GIVEN TASK:
Gather all lines in the entries below that include the word "marker".

DATASET:

........

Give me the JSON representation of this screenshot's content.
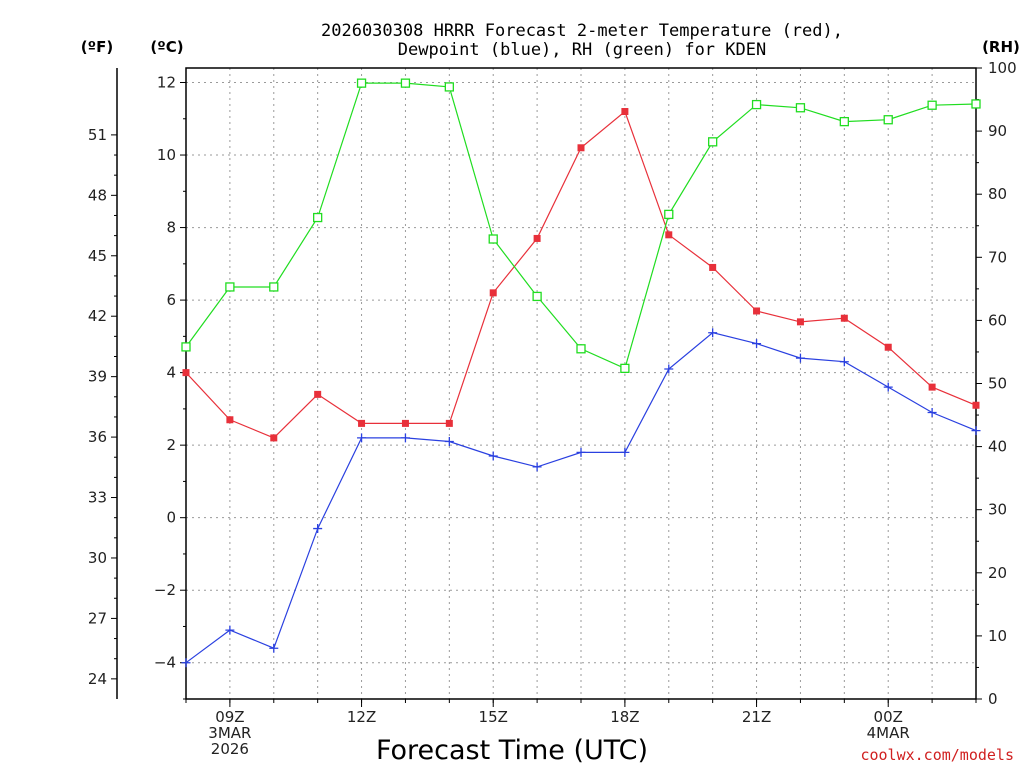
{
  "chart_data": {
    "type": "line",
    "title_lines": [
      "2026030308 HRRR Forecast 2-meter Temperature (red),",
      "Dewpoint (blue), RH (green) for KDEN"
    ],
    "units": {
      "fahrenheit": "(ºF)",
      "celsius": "(ºC)",
      "rh": "(RH)"
    },
    "xlabel": "Forecast Time (UTC)",
    "credit": "coolwx.com/models",
    "x_hours": [
      8,
      9,
      10,
      11,
      12,
      13,
      14,
      15,
      16,
      17,
      18,
      19,
      20,
      21,
      22,
      23,
      24,
      25,
      26
    ],
    "xlim": [
      8,
      26
    ],
    "x_ticks": [
      {
        "hour": 9,
        "lines": [
          "09Z",
          "3MAR",
          "2026"
        ]
      },
      {
        "hour": 12,
        "lines": [
          "12Z"
        ]
      },
      {
        "hour": 15,
        "lines": [
          "15Z"
        ]
      },
      {
        "hour": 18,
        "lines": [
          "18Z"
        ]
      },
      {
        "hour": 21,
        "lines": [
          "21Z"
        ]
      },
      {
        "hour": 24,
        "lines": [
          "00Z",
          "4MAR"
        ]
      }
    ],
    "celsius_axis": {
      "ylim": [
        -5,
        12.4
      ],
      "ticks": [
        "12",
        "10",
        "8",
        "6",
        "4",
        "2",
        "0",
        "−2",
        "−4"
      ],
      "tick_values": [
        12,
        10,
        8,
        6,
        4,
        2,
        0,
        -2,
        -4
      ]
    },
    "fahrenheit_axis": {
      "ticks": [
        "51",
        "48",
        "45",
        "42",
        "39",
        "36",
        "33",
        "30",
        "27",
        "24"
      ],
      "tick_values": [
        51,
        48,
        45,
        42,
        39,
        36,
        33,
        30,
        27,
        24
      ]
    },
    "rh_axis": {
      "ylim": [
        0,
        100
      ],
      "ticks": [
        "100",
        "90",
        "80",
        "70",
        "60",
        "50",
        "40",
        "30",
        "20",
        "10",
        "0"
      ],
      "tick_values": [
        100,
        90,
        80,
        70,
        60,
        50,
        40,
        30,
        20,
        10,
        0
      ]
    },
    "series": [
      {
        "name": "Temperature",
        "axis": "celsius",
        "color": "#e8303a",
        "marker": "filled-square",
        "values": [
          4.0,
          2.7,
          2.2,
          3.4,
          2.6,
          2.6,
          2.6,
          6.2,
          7.7,
          10.2,
          11.2,
          7.8,
          6.9,
          5.7,
          5.4,
          5.5,
          4.7,
          3.6,
          3.1
        ]
      },
      {
        "name": "Dewpoint",
        "axis": "celsius",
        "color": "#2a40e0",
        "marker": "plus",
        "values": [
          -4.0,
          -3.1,
          -3.6,
          -0.3,
          2.2,
          2.2,
          2.1,
          1.7,
          1.4,
          1.8,
          1.8,
          4.1,
          5.1,
          4.8,
          4.4,
          4.3,
          3.6,
          2.9,
          2.4
        ]
      },
      {
        "name": "RH",
        "axis": "rh",
        "color": "#20dd20",
        "marker": "open-square",
        "values": [
          55.8,
          65.3,
          65.3,
          76.3,
          97.6,
          97.6,
          97.0,
          72.9,
          63.8,
          55.5,
          52.4,
          76.8,
          88.3,
          94.2,
          93.7,
          91.5,
          91.8,
          94.1,
          94.3
        ]
      }
    ]
  }
}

........

EXERCISE RESULT:
        "marker": "filled-square",
        "marker": "plus",
        "marker": "open-square",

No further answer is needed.